**PROVIDED RECORDS:**
+---+

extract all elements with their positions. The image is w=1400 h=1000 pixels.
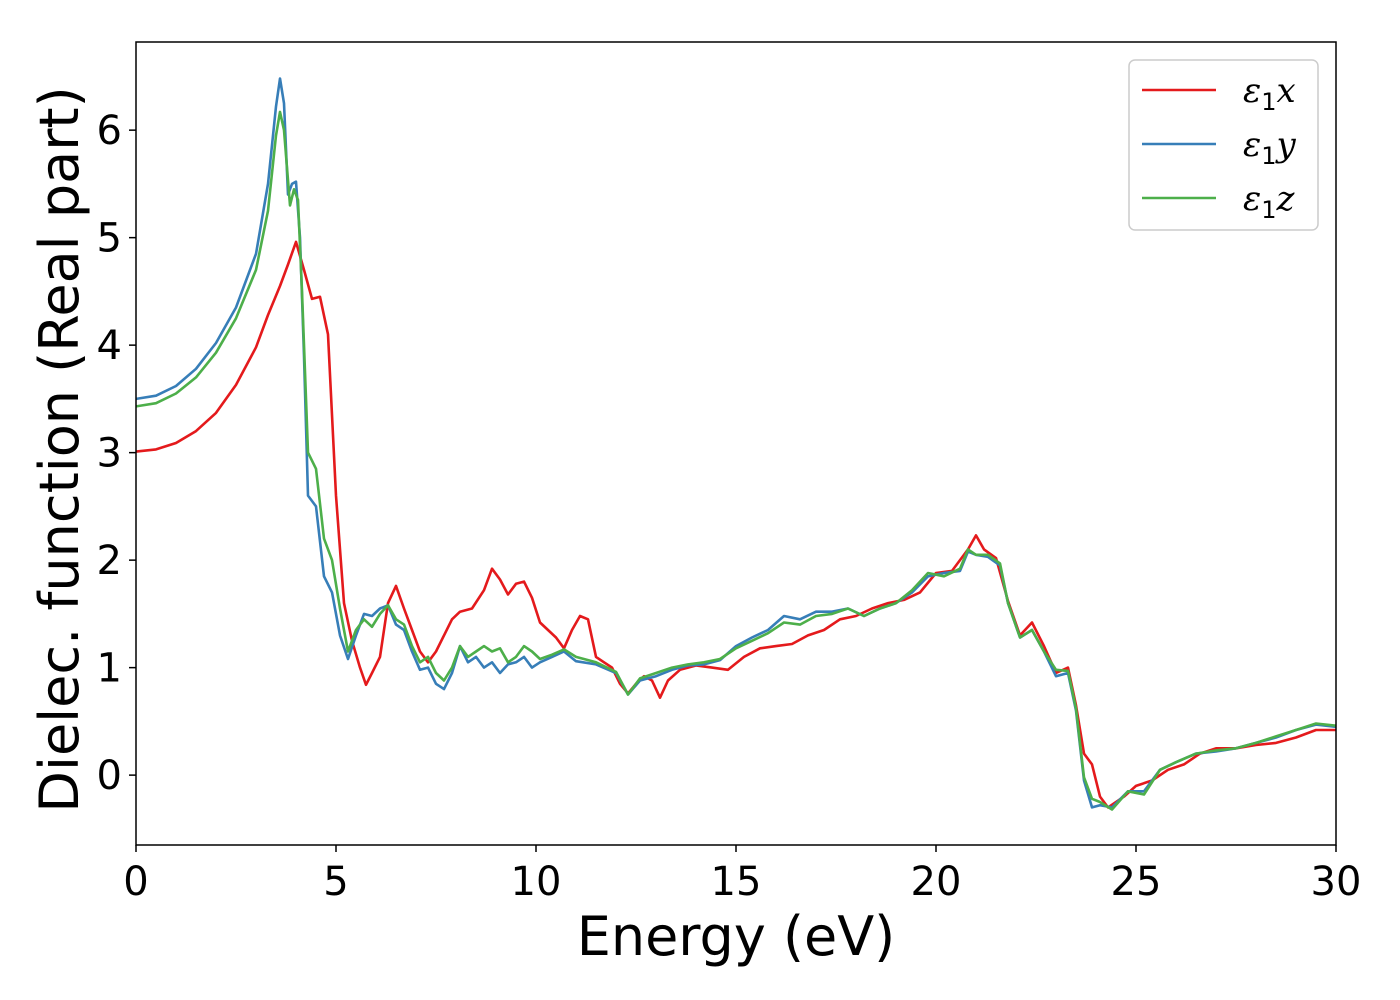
series-line-x [136,240,1336,809]
legend-label: ε1y [1243,125,1297,170]
legend-box [1128,59,1319,231]
series-lines [136,77,1336,811]
y-tick-label: 1 [97,646,122,692]
x-tick-label: 15 [711,859,762,905]
x-tick-label: 20 [911,859,962,905]
y-tick-label: 2 [97,538,122,584]
x-tick-label: 0 [123,859,148,905]
x-tick-label: 5 [323,859,348,905]
y-tick-label: 3 [97,431,122,477]
legend-label-base: ε [1243,125,1261,165]
legend-label: ε1x [1243,71,1296,116]
legend-label-subscript: 1 [1261,196,1276,224]
y-axis-ticks: 0 1 2 3 4 5 6 [97,108,136,799]
y-tick-label: 6 [97,108,122,154]
legend-label-base: ε [1243,179,1261,219]
x-tick-label: 30 [1311,859,1362,905]
x-tick-label: 10 [511,859,562,905]
legend-label-subscript: 1 [1261,142,1276,170]
y-tick-label: 0 [97,753,122,799]
legend-label-subscript: 1 [1261,88,1276,116]
legend-label-base: ε [1243,71,1261,111]
legend-label-tail: z [1276,179,1296,219]
legend-label-tail: y [1275,125,1297,165]
legend-label: ε1z [1243,179,1296,224]
x-tick-label: 25 [1111,859,1162,905]
legend-label-tail: x [1277,71,1296,111]
x-axis-label: Energy (eV) [577,905,896,968]
series-line-z [136,110,1336,811]
y-tick-label: 4 [97,323,122,369]
x-axis-ticks: 0 5 10 15 20 25 30 [123,845,1361,905]
y-tick-label: 5 [97,216,122,262]
y-axis-label: Dielec. function (Real part) [28,86,91,812]
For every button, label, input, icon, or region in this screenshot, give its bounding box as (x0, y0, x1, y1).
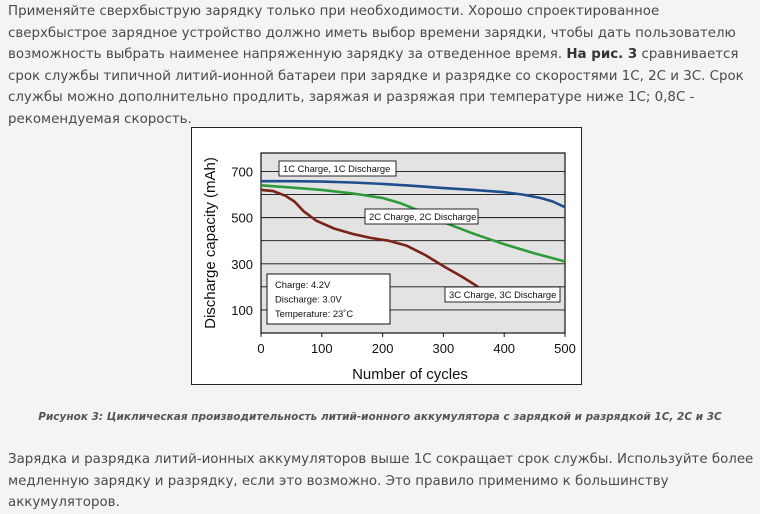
series-line-2 (260, 184, 566, 263)
y-tick-label: 500 (231, 211, 253, 226)
y-tick-label: 100 (231, 303, 253, 318)
y-axis-label: Discharge capacity (mAh) (202, 157, 219, 329)
x-tick-label: 200 (372, 341, 394, 356)
series-label-1: 1C Charge, 1C Discharge (283, 163, 390, 174)
intro-text: Применяйте сверхбыструю зарядку только п… (8, 4, 736, 62)
conclusion-paragraph: Зарядка и разрядка литий-ионных аккумуля… (8, 452, 754, 510)
conditions-box (266, 273, 391, 325)
series-label-box-1 (278, 160, 397, 177)
intro-text-continued: сравнивается срок службы типичной литий-… (8, 47, 744, 127)
series-label-3: 3C Charge, 3C Discharge (449, 289, 556, 300)
chart-svg: 100 300 500 700 0 100 200 300 400 500 Number of cy… (202, 152, 576, 383)
series-label-box-3 (444, 286, 561, 303)
battery-cycle-chart: 100 300 500 700 0 100 200 300 400 500 Number of cy… (191, 127, 582, 385)
figure-caption: Рисунок 3: Циклическая производительност… (38, 411, 722, 423)
x-tick-label: 100 (311, 341, 333, 356)
series-label-2: 2C Charge, 2C Discharge (369, 211, 476, 222)
series-label-box-2 (364, 208, 479, 225)
y-tick-label: 300 (231, 257, 253, 272)
x-tick-label: 0 (257, 341, 264, 356)
conditions-text: Discharge: 3.0V (275, 294, 342, 305)
x-tick-label: 400 (493, 341, 515, 356)
x-tick-label: 500 (554, 341, 576, 356)
figure-reference: На рис. 3 (566, 47, 638, 62)
series-line-1 (261, 179, 566, 209)
y-tick-label: 700 (231, 164, 253, 179)
x-axis-label: Number of cycles (352, 366, 468, 383)
intro-paragraph: Применяйте сверхбыструю зарядку только п… (8, 1, 756, 130)
conditions-text: Charge: 4.2V (275, 279, 331, 290)
conditions-text: Temperature: 23˚C (275, 308, 353, 319)
x-tick-label: 300 (433, 341, 455, 356)
series-line-3 (260, 188, 482, 291)
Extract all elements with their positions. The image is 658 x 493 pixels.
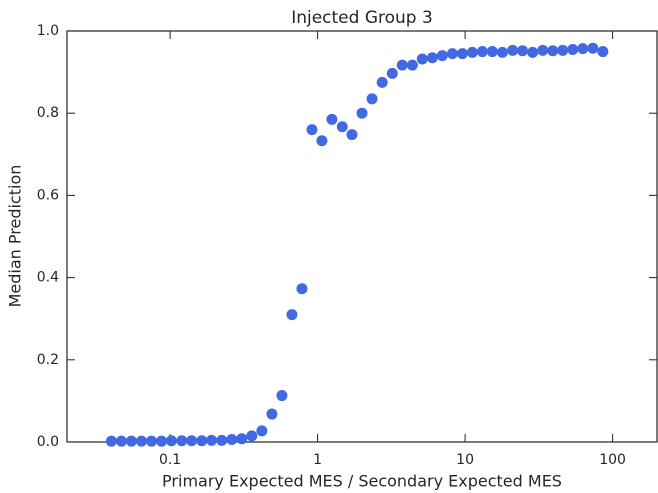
point: [476, 46, 488, 58]
point: [125, 435, 137, 447]
point: [165, 435, 177, 447]
point: [577, 43, 589, 55]
point: [266, 408, 278, 420]
point: [567, 43, 579, 55]
point: [396, 59, 408, 71]
point: [196, 435, 208, 447]
point: [226, 434, 238, 446]
point: [276, 390, 288, 402]
y-tick-label: 0.8: [37, 105, 59, 121]
point: [176, 435, 188, 447]
point: [507, 44, 519, 56]
point: [456, 48, 468, 60]
point: [156, 435, 168, 447]
point: [446, 48, 458, 60]
point: [386, 67, 398, 79]
point: [346, 129, 358, 141]
point: [186, 435, 198, 447]
point: [527, 46, 539, 58]
x-tick-label: 10: [456, 452, 474, 468]
x-tick-label: 0.1: [159, 452, 181, 468]
point: [256, 425, 268, 437]
point: [587, 42, 599, 54]
point: [496, 46, 508, 58]
point: [537, 44, 549, 56]
point: [316, 135, 328, 147]
x-axis-label: Primary Expected MES / Secondary Expecte…: [162, 472, 562, 491]
point: [145, 435, 157, 447]
point: [105, 435, 117, 447]
plot-frame: [66, 30, 658, 443]
y-tick-label: 0.4: [37, 270, 59, 286]
point: [547, 45, 559, 57]
x-tick-label: 100: [599, 452, 626, 468]
point: [406, 59, 418, 71]
point: [216, 434, 228, 446]
point: [426, 52, 438, 64]
y-axis-label: Median Prediction: [6, 165, 25, 308]
point: [486, 46, 498, 58]
point: [376, 76, 388, 88]
point: [336, 121, 348, 133]
point: [296, 283, 308, 295]
point: [557, 44, 569, 56]
point: [597, 46, 609, 58]
y-tick-label: 0.0: [37, 434, 59, 450]
point: [306, 124, 318, 136]
point: [366, 93, 378, 105]
point: [136, 435, 148, 447]
point: [206, 434, 218, 446]
y-tick-label: 1.0: [37, 23, 59, 39]
y-tick-label: 0.6: [37, 187, 59, 203]
point: [466, 46, 478, 58]
point: [326, 113, 338, 125]
chart-title: Injected Group 3: [291, 8, 433, 28]
point: [436, 50, 448, 62]
point: [115, 435, 127, 447]
y-tick-label: 0.2: [37, 352, 59, 368]
point: [236, 433, 248, 445]
x-tick-label: 1: [313, 452, 322, 468]
point: [246, 430, 258, 442]
point: [286, 309, 298, 321]
point: [416, 53, 428, 65]
point: [356, 107, 368, 119]
point: [517, 45, 529, 57]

+---+

**WHAT TO PRODUCE:** Rewrite all of the material above, putting "screen capture" wherever "screenshot" appears and leaving everything else as it is. Leave the pictures out.

**RESPONSE TO THE EXERCISE:**
extract all elements with their positions. The image is w=1400 h=1000 pixels.
series-line-x [136,240,1336,809]
legend-label: ε1y [1243,125,1297,170]
legend-box [1128,59,1319,231]
series-lines [136,77,1336,811]
y-tick-label: 1 [97,646,122,692]
x-tick-label: 15 [711,859,762,905]
x-tick-label: 20 [911,859,962,905]
y-tick-label: 2 [97,538,122,584]
x-tick-label: 0 [123,859,148,905]
x-tick-label: 5 [323,859,348,905]
y-tick-label: 3 [97,431,122,477]
legend-label-base: ε [1243,125,1261,165]
legend-label: ε1x [1243,71,1296,116]
legend-label-subscript: 1 [1261,196,1276,224]
y-axis-ticks: 0 1 2 3 4 5 6 [97,108,136,799]
y-tick-label: 6 [97,108,122,154]
legend-label-base: ε [1243,179,1261,219]
x-tick-label: 30 [1311,859,1362,905]
x-tick-label: 10 [511,859,562,905]
legend-label-subscript: 1 [1261,142,1276,170]
y-tick-label: 0 [97,753,122,799]
legend-label-subscript: 1 [1261,88,1276,116]
legend-label-base: ε [1243,71,1261,111]
legend-label-tail: z [1276,179,1296,219]
legend-label-tail: y [1275,125,1297,165]
legend-label: ε1z [1243,179,1296,224]
x-tick-label: 25 [1111,859,1162,905]
legend-label-tail: x [1277,71,1296,111]
x-axis-label: Energy (eV) [577,905,896,968]
series-line-z [136,110,1336,811]
y-tick-label: 4 [97,323,122,369]
x-axis-ticks: 0 5 10 15 20 25 30 [123,845,1361,905]
y-tick-label: 5 [97,216,122,262]
y-axis-label: Dielec. function (Real part) [28,86,91,812]
For every button, label, input, icon, or region in this screen capture, give its bounding box as (x0, y0, x1, y1).
series-line-2 (260, 184, 566, 263)
y-tick-label: 500 (231, 211, 253, 226)
y-tick-label: 100 (231, 303, 253, 318)
y-axis-label: Discharge capacity (mAh) (202, 157, 219, 329)
x-tick-label: 200 (372, 341, 394, 356)
series-label-1: 1C Charge, 1C Discharge (283, 163, 390, 174)
intro-text: Применяйте сверхбыструю зарядку только п… (8, 4, 736, 62)
conclusion-paragraph: Зарядка и разрядка литий-ионных аккумуля… (8, 452, 754, 510)
conditions-box (266, 273, 391, 325)
series-label-box-1 (278, 160, 397, 177)
intro-text-continued: сравнивается срок службы типичной литий-… (8, 47, 744, 127)
series-label-3: 3C Charge, 3C Discharge (449, 289, 556, 300)
chart-svg: 100 300 500 700 0 100 200 300 400 500 Number of cy… (202, 152, 576, 383)
series-label-box-3 (444, 286, 561, 303)
battery-cycle-chart: 100 300 500 700 0 100 200 300 400 500 Number of cy… (191, 127, 582, 385)
figure-caption: Рисунок 3: Циклическая производительност… (38, 411, 722, 423)
x-tick-label: 100 (311, 341, 333, 356)
series-label-2: 2C Charge, 2C Discharge (369, 211, 476, 222)
series-label-box-2 (364, 208, 479, 225)
y-tick-label: 300 (231, 257, 253, 272)
x-tick-label: 0 (257, 341, 264, 356)
conditions-text: Discharge: 3.0V (275, 294, 342, 305)
x-tick-label: 400 (493, 341, 515, 356)
x-tick-label: 500 (554, 341, 576, 356)
figure-reference: На рис. 3 (566, 47, 638, 62)
series-line-1 (261, 179, 566, 209)
y-tick-label: 700 (231, 164, 253, 179)
x-axis-label: Number of cycles (352, 366, 468, 383)
intro-paragraph: Применяйте сверхбыструю зарядку только п… (8, 1, 756, 130)
conditions-text: Charge: 4.2V (275, 279, 331, 290)
conditions-text: Temperature: 23˚C (275, 308, 353, 319)
x-tick-label: 300 (433, 341, 455, 356)
series-line-3 (260, 188, 482, 291)
Extract all elements with their positions. The image is 658 x 493 pixels.
point: [476, 46, 488, 58]
point: [125, 435, 137, 447]
point: [165, 435, 177, 447]
point: [577, 43, 589, 55]
point: [266, 408, 278, 420]
point: [567, 43, 579, 55]
point: [396, 59, 408, 71]
point: [196, 435, 208, 447]
point: [226, 434, 238, 446]
point: [276, 390, 288, 402]
y-tick-label: 0.8: [37, 105, 59, 121]
point: [176, 435, 188, 447]
point: [507, 44, 519, 56]
point: [456, 48, 468, 60]
point: [156, 435, 168, 447]
point: [446, 48, 458, 60]
point: [386, 67, 398, 79]
point: [346, 129, 358, 141]
point: [186, 435, 198, 447]
point: [527, 46, 539, 58]
x-tick-label: 10: [456, 452, 474, 468]
x-tick-label: 0.1: [159, 452, 181, 468]
point: [256, 425, 268, 437]
point: [587, 42, 599, 54]
point: [496, 46, 508, 58]
point: [537, 44, 549, 56]
point: [316, 135, 328, 147]
x-axis-label: Primary Expected MES / Secondary Expecte…: [162, 472, 562, 491]
point: [145, 435, 157, 447]
point: [105, 435, 117, 447]
plot-frame: [66, 30, 658, 443]
y-tick-label: 0.4: [37, 270, 59, 286]
point: [547, 45, 559, 57]
x-tick-label: 100: [599, 452, 626, 468]
point: [406, 59, 418, 71]
point: [216, 434, 228, 446]
point: [426, 52, 438, 64]
y-axis-label: Median Prediction: [6, 165, 25, 308]
point: [486, 46, 498, 58]
point: [376, 76, 388, 88]
point: [336, 121, 348, 133]
point: [296, 283, 308, 295]
point: [557, 44, 569, 56]
point: [597, 46, 609, 58]
y-tick-label: 0.0: [37, 434, 59, 450]
point: [306, 124, 318, 136]
point: [366, 93, 378, 105]
point: [136, 435, 148, 447]
point: [206, 434, 218, 446]
y-tick-label: 1.0: [37, 23, 59, 39]
y-tick-label: 0.6: [37, 187, 59, 203]
point: [466, 46, 478, 58]
point: [326, 113, 338, 125]
chart-title: Injected Group 3: [291, 8, 433, 28]
point: [436, 50, 448, 62]
point: [115, 435, 127, 447]
y-tick-label: 0.2: [37, 352, 59, 368]
point: [236, 433, 248, 445]
x-tick-label: 1: [313, 452, 322, 468]
point: [246, 430, 258, 442]
point: [286, 309, 298, 321]
point: [416, 53, 428, 65]
point: [356, 107, 368, 119]
point: [517, 45, 529, 57]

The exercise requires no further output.